[Start]

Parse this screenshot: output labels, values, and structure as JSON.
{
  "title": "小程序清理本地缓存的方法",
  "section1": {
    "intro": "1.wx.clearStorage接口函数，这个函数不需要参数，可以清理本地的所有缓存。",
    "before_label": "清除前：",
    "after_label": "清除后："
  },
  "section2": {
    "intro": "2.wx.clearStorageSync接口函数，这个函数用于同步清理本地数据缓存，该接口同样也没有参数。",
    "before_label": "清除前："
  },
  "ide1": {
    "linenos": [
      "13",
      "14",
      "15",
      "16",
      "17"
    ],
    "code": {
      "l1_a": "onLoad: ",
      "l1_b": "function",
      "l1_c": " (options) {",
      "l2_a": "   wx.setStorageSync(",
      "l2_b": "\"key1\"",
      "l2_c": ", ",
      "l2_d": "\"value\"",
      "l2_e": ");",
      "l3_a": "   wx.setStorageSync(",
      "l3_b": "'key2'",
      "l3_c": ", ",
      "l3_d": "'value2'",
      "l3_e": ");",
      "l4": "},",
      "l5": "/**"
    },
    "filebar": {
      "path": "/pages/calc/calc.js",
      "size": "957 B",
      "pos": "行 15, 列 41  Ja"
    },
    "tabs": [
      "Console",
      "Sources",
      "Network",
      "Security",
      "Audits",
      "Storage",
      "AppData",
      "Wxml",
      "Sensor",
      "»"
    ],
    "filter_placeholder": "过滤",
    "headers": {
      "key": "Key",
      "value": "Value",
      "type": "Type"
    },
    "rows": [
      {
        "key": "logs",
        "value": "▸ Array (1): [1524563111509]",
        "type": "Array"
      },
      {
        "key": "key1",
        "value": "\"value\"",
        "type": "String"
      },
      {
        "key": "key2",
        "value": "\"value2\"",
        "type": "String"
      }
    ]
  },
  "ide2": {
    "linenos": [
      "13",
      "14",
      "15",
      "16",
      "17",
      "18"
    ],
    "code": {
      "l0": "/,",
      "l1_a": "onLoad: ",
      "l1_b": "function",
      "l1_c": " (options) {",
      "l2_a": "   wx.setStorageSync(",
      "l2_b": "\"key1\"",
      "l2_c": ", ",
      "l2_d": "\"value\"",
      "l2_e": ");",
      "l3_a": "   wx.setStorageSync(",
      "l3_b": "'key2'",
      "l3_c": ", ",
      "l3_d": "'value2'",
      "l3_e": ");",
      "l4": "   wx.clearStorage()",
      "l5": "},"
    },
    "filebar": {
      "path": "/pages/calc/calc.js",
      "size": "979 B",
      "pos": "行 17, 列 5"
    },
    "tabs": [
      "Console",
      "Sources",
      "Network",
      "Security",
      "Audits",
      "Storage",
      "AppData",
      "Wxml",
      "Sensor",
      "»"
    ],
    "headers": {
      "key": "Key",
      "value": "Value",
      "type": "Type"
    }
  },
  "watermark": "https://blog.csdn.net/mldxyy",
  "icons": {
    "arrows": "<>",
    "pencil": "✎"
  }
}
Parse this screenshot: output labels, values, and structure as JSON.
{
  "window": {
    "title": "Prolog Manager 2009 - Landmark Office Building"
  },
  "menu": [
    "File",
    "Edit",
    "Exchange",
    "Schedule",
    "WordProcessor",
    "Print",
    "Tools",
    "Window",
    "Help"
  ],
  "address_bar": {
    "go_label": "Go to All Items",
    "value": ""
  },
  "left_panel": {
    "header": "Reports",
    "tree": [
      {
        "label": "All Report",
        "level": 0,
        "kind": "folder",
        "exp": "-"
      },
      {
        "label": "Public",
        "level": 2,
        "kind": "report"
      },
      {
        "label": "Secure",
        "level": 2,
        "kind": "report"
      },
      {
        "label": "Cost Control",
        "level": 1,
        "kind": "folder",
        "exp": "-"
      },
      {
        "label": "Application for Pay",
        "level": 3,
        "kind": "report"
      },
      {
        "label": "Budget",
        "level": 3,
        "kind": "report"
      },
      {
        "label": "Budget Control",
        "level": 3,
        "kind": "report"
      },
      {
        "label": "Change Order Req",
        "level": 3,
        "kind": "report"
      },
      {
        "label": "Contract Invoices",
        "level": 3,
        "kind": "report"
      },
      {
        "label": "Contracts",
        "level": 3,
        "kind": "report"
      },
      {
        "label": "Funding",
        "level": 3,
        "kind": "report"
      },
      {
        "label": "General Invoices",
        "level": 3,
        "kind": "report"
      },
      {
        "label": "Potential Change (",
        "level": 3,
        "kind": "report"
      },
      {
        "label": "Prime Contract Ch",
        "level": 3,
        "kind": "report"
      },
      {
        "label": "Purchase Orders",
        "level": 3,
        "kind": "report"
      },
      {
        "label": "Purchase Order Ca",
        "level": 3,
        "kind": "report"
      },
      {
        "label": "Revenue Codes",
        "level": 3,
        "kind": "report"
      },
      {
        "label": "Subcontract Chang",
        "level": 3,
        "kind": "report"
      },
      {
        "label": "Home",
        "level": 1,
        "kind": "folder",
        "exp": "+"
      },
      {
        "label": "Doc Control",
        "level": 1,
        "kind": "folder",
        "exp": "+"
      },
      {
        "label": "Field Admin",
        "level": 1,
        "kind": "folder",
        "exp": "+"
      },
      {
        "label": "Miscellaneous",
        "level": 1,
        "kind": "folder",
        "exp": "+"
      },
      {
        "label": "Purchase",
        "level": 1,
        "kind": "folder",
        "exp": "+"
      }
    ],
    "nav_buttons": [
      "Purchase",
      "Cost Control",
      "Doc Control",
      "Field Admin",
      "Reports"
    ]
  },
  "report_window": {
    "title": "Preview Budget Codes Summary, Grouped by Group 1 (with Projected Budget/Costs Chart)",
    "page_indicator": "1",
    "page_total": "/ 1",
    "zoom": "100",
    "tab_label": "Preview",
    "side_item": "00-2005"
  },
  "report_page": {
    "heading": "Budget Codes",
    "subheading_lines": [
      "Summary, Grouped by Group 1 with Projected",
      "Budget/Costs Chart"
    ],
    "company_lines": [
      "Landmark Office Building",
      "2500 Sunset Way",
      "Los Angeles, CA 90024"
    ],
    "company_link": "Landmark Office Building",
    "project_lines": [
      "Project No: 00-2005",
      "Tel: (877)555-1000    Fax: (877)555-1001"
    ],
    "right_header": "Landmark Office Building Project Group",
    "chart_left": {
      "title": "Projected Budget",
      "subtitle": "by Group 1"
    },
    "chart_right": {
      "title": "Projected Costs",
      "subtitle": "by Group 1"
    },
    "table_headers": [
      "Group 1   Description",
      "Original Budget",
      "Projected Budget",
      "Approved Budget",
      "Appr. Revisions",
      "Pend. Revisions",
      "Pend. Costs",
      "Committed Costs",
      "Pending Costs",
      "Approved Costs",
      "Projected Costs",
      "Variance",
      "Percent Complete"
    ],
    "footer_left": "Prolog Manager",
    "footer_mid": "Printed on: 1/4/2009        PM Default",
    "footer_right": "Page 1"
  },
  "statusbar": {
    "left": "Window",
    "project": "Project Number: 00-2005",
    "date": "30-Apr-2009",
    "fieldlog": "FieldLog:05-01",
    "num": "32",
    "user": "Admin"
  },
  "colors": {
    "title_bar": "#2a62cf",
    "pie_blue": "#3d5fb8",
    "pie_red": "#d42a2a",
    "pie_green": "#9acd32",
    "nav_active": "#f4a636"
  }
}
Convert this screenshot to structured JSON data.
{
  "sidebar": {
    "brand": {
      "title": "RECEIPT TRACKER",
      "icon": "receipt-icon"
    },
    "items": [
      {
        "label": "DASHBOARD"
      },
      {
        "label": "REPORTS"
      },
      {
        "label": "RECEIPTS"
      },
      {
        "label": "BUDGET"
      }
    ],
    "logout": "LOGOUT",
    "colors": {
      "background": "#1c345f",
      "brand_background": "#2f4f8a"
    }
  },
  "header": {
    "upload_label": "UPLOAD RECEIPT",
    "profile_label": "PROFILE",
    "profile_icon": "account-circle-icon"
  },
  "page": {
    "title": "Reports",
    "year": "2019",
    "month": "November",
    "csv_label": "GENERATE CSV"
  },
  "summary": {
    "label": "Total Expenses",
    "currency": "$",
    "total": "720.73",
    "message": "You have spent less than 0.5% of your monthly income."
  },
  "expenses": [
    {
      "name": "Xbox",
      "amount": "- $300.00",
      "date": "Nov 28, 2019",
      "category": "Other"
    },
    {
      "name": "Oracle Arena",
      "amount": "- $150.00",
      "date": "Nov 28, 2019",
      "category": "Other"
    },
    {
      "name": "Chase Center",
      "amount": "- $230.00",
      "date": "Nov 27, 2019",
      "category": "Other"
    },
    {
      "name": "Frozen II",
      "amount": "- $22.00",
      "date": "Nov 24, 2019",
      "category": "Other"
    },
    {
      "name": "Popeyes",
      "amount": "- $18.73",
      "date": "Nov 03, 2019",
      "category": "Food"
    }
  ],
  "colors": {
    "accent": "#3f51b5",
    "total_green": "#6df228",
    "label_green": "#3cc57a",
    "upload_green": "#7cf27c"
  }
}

[End]

Scan the records above for the string "Invoices", then report every line that contains it.

        "label": "Contract Invoices",
        "label": "General Invoices",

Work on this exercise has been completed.